> **DATA SHOWN**
--- begin ---
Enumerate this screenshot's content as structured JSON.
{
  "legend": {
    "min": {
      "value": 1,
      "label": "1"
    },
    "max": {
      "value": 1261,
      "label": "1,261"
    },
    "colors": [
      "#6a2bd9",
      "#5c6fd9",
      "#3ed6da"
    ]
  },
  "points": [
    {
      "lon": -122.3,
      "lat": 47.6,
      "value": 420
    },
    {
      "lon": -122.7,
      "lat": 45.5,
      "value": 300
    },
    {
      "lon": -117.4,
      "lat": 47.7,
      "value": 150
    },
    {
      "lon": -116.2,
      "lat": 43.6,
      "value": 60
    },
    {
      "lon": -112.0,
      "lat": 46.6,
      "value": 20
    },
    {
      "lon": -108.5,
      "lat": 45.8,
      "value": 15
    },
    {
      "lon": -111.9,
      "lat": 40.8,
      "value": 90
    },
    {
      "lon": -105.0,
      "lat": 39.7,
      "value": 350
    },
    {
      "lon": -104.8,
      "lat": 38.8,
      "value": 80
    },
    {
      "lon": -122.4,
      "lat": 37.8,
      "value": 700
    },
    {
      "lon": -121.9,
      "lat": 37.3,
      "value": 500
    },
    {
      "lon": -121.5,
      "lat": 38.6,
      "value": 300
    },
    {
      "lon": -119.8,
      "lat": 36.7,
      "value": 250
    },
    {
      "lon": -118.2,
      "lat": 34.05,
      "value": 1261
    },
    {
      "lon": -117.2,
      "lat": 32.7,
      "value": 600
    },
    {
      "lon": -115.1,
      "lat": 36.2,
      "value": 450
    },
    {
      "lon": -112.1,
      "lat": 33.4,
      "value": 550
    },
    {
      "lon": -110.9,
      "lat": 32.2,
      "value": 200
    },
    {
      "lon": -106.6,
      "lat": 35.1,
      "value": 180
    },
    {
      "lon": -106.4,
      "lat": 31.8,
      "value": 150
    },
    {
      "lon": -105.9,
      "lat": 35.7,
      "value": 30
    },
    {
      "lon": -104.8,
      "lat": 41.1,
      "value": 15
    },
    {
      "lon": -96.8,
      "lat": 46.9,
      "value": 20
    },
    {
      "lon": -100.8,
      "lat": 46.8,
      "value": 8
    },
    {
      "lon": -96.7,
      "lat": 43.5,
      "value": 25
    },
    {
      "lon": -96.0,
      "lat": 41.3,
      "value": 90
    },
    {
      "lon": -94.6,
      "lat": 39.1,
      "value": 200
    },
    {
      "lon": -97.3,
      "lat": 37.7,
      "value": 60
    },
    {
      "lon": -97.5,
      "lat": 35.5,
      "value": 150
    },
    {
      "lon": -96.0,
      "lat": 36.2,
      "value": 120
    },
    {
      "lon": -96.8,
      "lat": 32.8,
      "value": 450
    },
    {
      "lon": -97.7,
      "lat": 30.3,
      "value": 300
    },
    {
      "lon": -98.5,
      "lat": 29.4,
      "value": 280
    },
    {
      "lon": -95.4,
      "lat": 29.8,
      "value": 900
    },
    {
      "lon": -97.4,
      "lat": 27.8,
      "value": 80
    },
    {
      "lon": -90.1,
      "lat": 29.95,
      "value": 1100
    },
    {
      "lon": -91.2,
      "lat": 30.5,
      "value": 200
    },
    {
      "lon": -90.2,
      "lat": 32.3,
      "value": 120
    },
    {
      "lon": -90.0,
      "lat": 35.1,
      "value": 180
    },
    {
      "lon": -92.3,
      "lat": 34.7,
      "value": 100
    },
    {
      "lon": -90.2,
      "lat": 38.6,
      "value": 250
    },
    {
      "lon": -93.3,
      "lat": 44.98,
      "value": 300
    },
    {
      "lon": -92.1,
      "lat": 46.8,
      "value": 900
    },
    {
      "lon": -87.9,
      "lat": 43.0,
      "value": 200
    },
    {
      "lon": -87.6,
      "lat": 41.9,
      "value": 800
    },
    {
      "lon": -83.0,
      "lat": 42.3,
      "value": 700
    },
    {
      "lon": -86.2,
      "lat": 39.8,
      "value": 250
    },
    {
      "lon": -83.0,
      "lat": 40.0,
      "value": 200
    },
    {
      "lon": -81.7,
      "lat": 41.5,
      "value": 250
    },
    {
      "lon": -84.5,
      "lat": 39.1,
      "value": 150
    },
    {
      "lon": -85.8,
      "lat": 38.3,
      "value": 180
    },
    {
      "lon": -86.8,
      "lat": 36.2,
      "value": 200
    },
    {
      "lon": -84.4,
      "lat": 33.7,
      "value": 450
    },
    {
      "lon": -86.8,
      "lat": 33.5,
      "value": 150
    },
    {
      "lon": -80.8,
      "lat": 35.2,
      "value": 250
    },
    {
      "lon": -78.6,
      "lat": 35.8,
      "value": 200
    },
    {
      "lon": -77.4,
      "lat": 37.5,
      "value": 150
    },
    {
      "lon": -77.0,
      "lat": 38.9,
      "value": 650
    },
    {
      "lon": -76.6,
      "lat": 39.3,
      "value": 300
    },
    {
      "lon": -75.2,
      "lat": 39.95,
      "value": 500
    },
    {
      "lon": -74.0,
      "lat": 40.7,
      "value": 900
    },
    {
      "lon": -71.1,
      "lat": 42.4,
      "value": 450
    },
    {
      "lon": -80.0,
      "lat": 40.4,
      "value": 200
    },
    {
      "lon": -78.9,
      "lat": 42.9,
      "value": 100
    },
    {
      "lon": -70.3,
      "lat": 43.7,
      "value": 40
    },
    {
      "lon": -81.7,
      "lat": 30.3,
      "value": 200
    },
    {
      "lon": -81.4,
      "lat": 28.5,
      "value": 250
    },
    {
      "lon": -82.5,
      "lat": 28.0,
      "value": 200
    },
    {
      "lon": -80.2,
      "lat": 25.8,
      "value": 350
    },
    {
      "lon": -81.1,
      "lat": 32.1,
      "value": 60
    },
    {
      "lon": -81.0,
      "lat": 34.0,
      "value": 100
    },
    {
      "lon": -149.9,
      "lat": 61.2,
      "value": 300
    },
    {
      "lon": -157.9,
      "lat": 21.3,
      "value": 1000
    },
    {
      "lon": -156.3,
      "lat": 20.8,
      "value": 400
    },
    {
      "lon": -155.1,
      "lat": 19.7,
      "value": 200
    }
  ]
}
--- end ---
> **WORK TO BE COMPLETED**
Nothing in the listing may be changed; retype it all exactly.

> **SOLUTION**
Enumerate this screenshot's content as structured JSON.
{
  "legend": {
    "min": {
      "value": 1,
      "label": "1"
    },
    "max": {
      "value": 1261,
      "label": "1,261"
    },
    "colors": [
      "#6a2bd9",
      "#5c6fd9",
      "#3ed6da"
    ]
  },
  "points": [
    {
      "lon": -122.3,
      "lat": 47.6,
      "value": 420
    },
    {
      "lon": -122.7,
      "lat": 45.5,
      "value": 300
    },
    {
      "lon": -117.4,
      "lat": 47.7,
      "value": 150
    },
    {
      "lon": -116.2,
      "lat": 43.6,
      "value": 60
    },
    {
      "lon": -112.0,
      "lat": 46.6,
      "value": 20
    },
    {
      "lon": -108.5,
      "lat": 45.8,
      "value": 15
    },
    {
      "lon": -111.9,
      "lat": 40.8,
      "value": 90
    },
    {
      "lon": -105.0,
      "lat": 39.7,
      "value": 350
    },
    {
      "lon": -104.8,
      "lat": 38.8,
      "value": 80
    },
    {
      "lon": -122.4,
      "lat": 37.8,
      "value": 700
    },
    {
      "lon": -121.9,
      "lat": 37.3,
      "value": 500
    },
    {
      "lon": -121.5,
      "lat": 38.6,
      "value": 300
    },
    {
      "lon": -119.8,
      "lat": 36.7,
      "value": 250
    },
    {
      "lon": -118.2,
      "lat": 34.05,
      "value": 1261
    },
    {
      "lon": -117.2,
      "lat": 32.7,
      "value": 600
    },
    {
      "lon": -115.1,
      "lat": 36.2,
      "value": 450
    },
    {
      "lon": -112.1,
      "lat": 33.4,
      "value": 550
    },
    {
      "lon": -110.9,
      "lat": 32.2,
      "value": 200
    },
    {
      "lon": -106.6,
      "lat": 35.1,
      "value": 180
    },
    {
      "lon": -106.4,
      "lat": 31.8,
      "value": 150
    },
    {
      "lon": -105.9,
      "lat": 35.7,
      "value": 30
    },
    {
      "lon": -104.8,
      "lat": 41.1,
      "value": 15
    },
    {
      "lon": -96.8,
      "lat": 46.9,
      "value": 20
    },
    {
      "lon": -100.8,
      "lat": 46.8,
      "value": 8
    },
    {
      "lon": -96.7,
      "lat": 43.5,
      "value": 25
    },
    {
      "lon": -96.0,
      "lat": 41.3,
      "value": 90
    },
    {
      "lon": -94.6,
      "lat": 39.1,
      "value": 200
    },
    {
      "lon": -97.3,
      "lat": 37.7,
      "value": 60
    },
    {
      "lon": -97.5,
      "lat": 35.5,
      "value": 150
    },
    {
      "lon": -96.0,
      "lat": 36.2,
      "value": 120
    },
    {
      "lon": -96.8,
      "lat": 32.8,
      "value": 450
    },
    {
      "lon": -97.7,
      "lat": 30.3,
      "value": 300
    },
    {
      "lon": -98.5,
      "lat": 29.4,
      "value": 280
    },
    {
      "lon": -95.4,
      "lat": 29.8,
      "value": 900
    },
    {
      "lon": -97.4,
      "lat": 27.8,
      "value": 80
    },
    {
      "lon": -90.1,
      "lat": 29.95,
      "value": 1100
    },
    {
      "lon": -91.2,
      "lat": 30.5,
      "value": 200
    },
    {
      "lon": -90.2,
      "lat": 32.3,
      "value": 120
    },
    {
      "lon": -90.0,
      "lat": 35.1,
      "value": 180
    },
    {
      "lon": -92.3,
      "lat": 34.7,
      "value": 100
    },
    {
      "lon": -90.2,
      "lat": 38.6,
      "value": 250
    },
    {
      "lon": -93.3,
      "lat": 44.98,
      "value": 300
    },
    {
      "lon": -92.1,
      "lat": 46.8,
      "value": 900
    },
    {
      "lon": -87.9,
      "lat": 43.0,
      "value": 200
    },
    {
      "lon": -87.6,
      "lat": 41.9,
      "value": 800
    },
    {
      "lon": -83.0,
      "lat": 42.3,
      "value": 700
    },
    {
      "lon": -86.2,
      "lat": 39.8,
      "value": 250
    },
    {
      "lon": -83.0,
      "lat": 40.0,
      "value": 200
    },
    {
      "lon": -81.7,
      "lat": 41.5,
      "value": 250
    },
    {
      "lon": -84.5,
      "lat": 39.1,
      "value": 150
    },
    {
      "lon": -85.8,
      "lat": 38.3,
      "value": 180
    },
    {
      "lon": -86.8,
      "lat": 36.2,
      "value": 200
    },
    {
      "lon": -84.4,
      "lat": 33.7,
      "value": 450
    },
    {
      "lon": -86.8,
      "lat": 33.5,
      "value": 150
    },
    {
      "lon": -80.8,
      "lat": 35.2,
      "value": 250
    },
    {
      "lon": -78.6,
      "lat": 35.8,
      "value": 200
    },
    {
      "lon": -77.4,
      "lat": 37.5,
      "value": 150
    },
    {
      "lon": -77.0,
      "lat": 38.9,
      "value": 650
    },
    {
      "lon": -76.6,
      "lat": 39.3,
      "value": 300
    },
    {
      "lon": -75.2,
      "lat": 39.95,
      "value": 500
    },
    {
      "lon": -74.0,
      "lat": 40.7,
      "value": 900
    },
    {
      "lon": -71.1,
      "lat": 42.4,
      "value": 450
    },
    {
      "lon": -80.0,
      "lat": 40.4,
      "value": 200
    },
    {
      "lon": -78.9,
      "lat": 42.9,
      "value": 100
    },
    {
      "lon": -70.3,
      "lat": 43.7,
      "value": 40
    },
    {
      "lon": -81.7,
      "lat": 30.3,
      "value": 200
    },
    {
      "lon": -81.4,
      "lat": 28.5,
      "value": 250
    },
    {
      "lon": -82.5,
      "lat": 28.0,
      "value": 200
    },
    {
      "lon": -80.2,
      "lat": 25.8,
      "value": 350
    },
    {
      "lon": -81.1,
      "lat": 32.1,
      "value": 60
    },
    {
      "lon": -81.0,
      "lat": 34.0,
      "value": 100
    },
    {
      "lon": -149.9,
      "lat": 61.2,
      "value": 300
    },
    {
      "lon": -157.9,
      "lat": 21.3,
      "value": 1000
    },
    {
      "lon": -156.3,
      "lat": 20.8,
      "value": 400
    },
    {
      "lon": -155.1,
      "lat": 19.7,
      "value": 200
    }
  ]
}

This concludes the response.